**Data shown**.
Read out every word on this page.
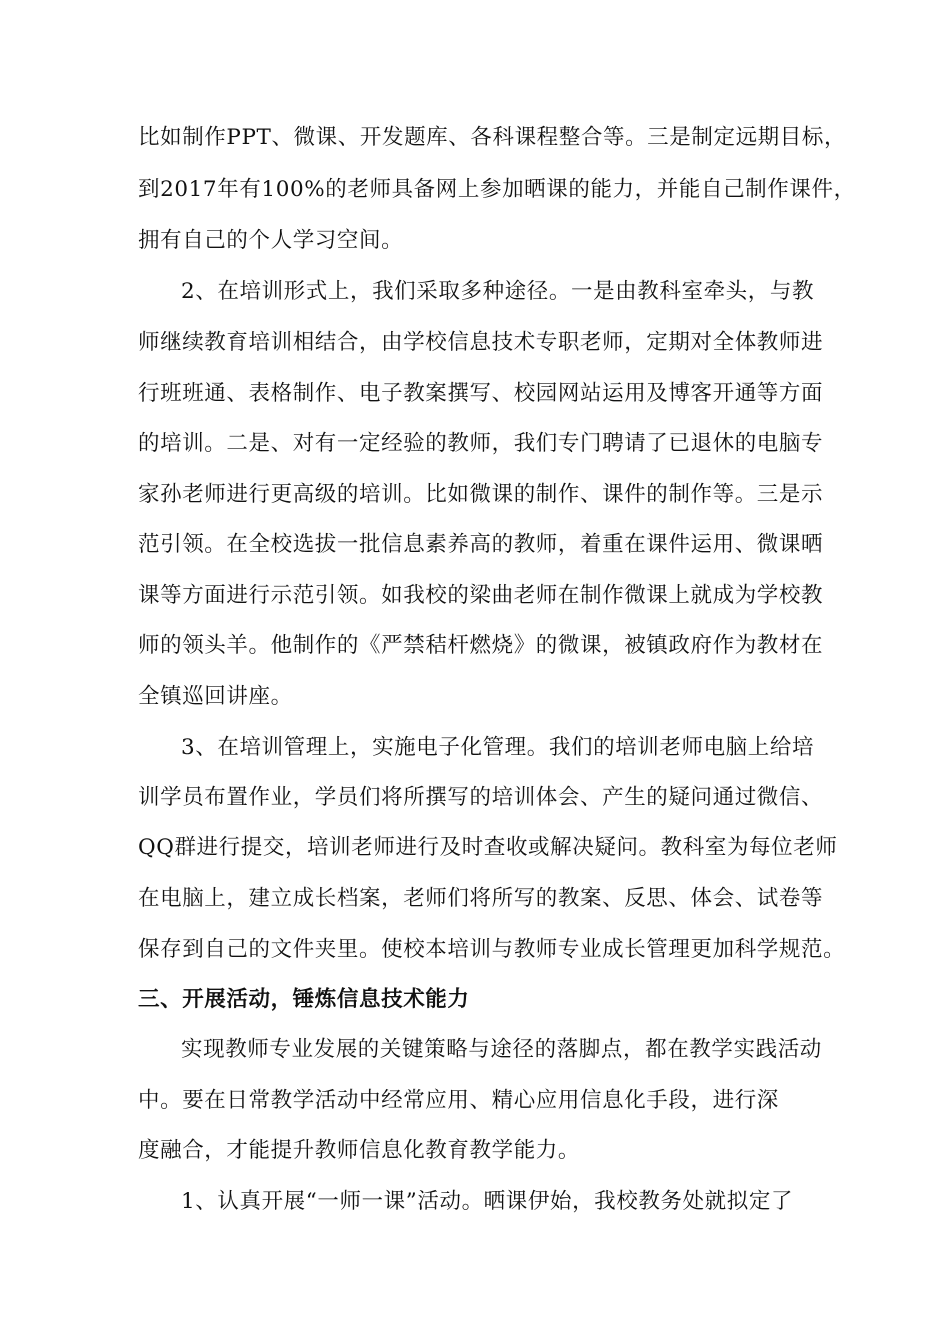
比如制作PPT、微课、开发题库、各科课程整合等。三是制定远期目标，
到2017年有100%的老师具备网上参加晒课的能力，并能自己制作课件，
拥有自己的个人学习空间。
2、在培训形式上，我们采取多种途径。一是由教科室牵头，与教
师继续教育培训相结合，由学校信息技术专职老师，定期对全体教师进
行班班通、表格制作、电子教案撰写、校园网站运用及博客开通等方面
的培训。二是、对有一定经验的教师，我们专门聘请了已退休的电脑专
家孙老师进行更高级的培训。比如微课的制作、课件的制作等。三是示
范引领。在全校选拔一批信息素养高的教师，着重在课件运用、微课晒
课等方面进行示范引领。如我校的梁曲老师在制作微课上就成为学校教
师的领头羊。他制作的《严禁秸杆燃烧》的微课，被镇政府作为教材在
全镇巡回讲座。
3、在培训管理上，实施电子化管理。我们的培训老师电脑上给培
训学员布置作业，学员们将所撰写的培训体会、产生的疑问通过微信、
QQ群进行提交，培训老师进行及时查收或解决疑问。教科室为每位老师
在电脑上，建立成长档案，老师们将所写的教案、反思、体会、试卷等
保存到自己的文件夹里。使校本培训与教师专业成长管理更加科学规范。
三、开展活动，锤炼信息技术能力
实现教师专业发展的关键策略与途径的落脚点，都在教学实践活动
中。要在日常教学活动中经常应用、精心应用信息化手段，进行深
度融合，才能提升教师信息化教育教学能力。
1、认真开展“一师一课”活动。晒课伊始，我校教务处就拟定了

**What you should do**. Copy the entries exactly. Leave out the images.

**Answer in full**.
Read out every word on this page.
比如制作PPT、微课、开发题库、各科课程整合等。三是制定远期目标，
到2017年有100%的老师具备网上参加晒课的能力，并能自己制作课件，
拥有自己的个人学习空间。
2、在培训形式上，我们采取多种途径。一是由教科室牵头，与教
师继续教育培训相结合，由学校信息技术专职老师，定期对全体教师进
行班班通、表格制作、电子教案撰写、校园网站运用及博客开通等方面
的培训。二是、对有一定经验的教师，我们专门聘请了已退休的电脑专
家孙老师进行更高级的培训。比如微课的制作、课件的制作等。三是示
范引领。在全校选拔一批信息素养高的教师，着重在课件运用、微课晒
课等方面进行示范引领。如我校的梁曲老师在制作微课上就成为学校教
师的领头羊。他制作的《严禁秸杆燃烧》的微课，被镇政府作为教材在
全镇巡回讲座。
3、在培训管理上，实施电子化管理。我们的培训老师电脑上给培
训学员布置作业，学员们将所撰写的培训体会、产生的疑问通过微信、
QQ群进行提交，培训老师进行及时查收或解决疑问。教科室为每位老师
在电脑上，建立成长档案，老师们将所写的教案、反思、体会、试卷等
保存到自己的文件夹里。使校本培训与教师专业成长管理更加科学规范。
三、开展活动，锤炼信息技术能力
实现教师专业发展的关键策略与途径的落脚点，都在教学实践活动
中。要在日常教学活动中经常应用、精心应用信息化手段，进行深
度融合，才能提升教师信息化教育教学能力。
1、认真开展“一师一课”活动。晒课伊始，我校教务处就拟定了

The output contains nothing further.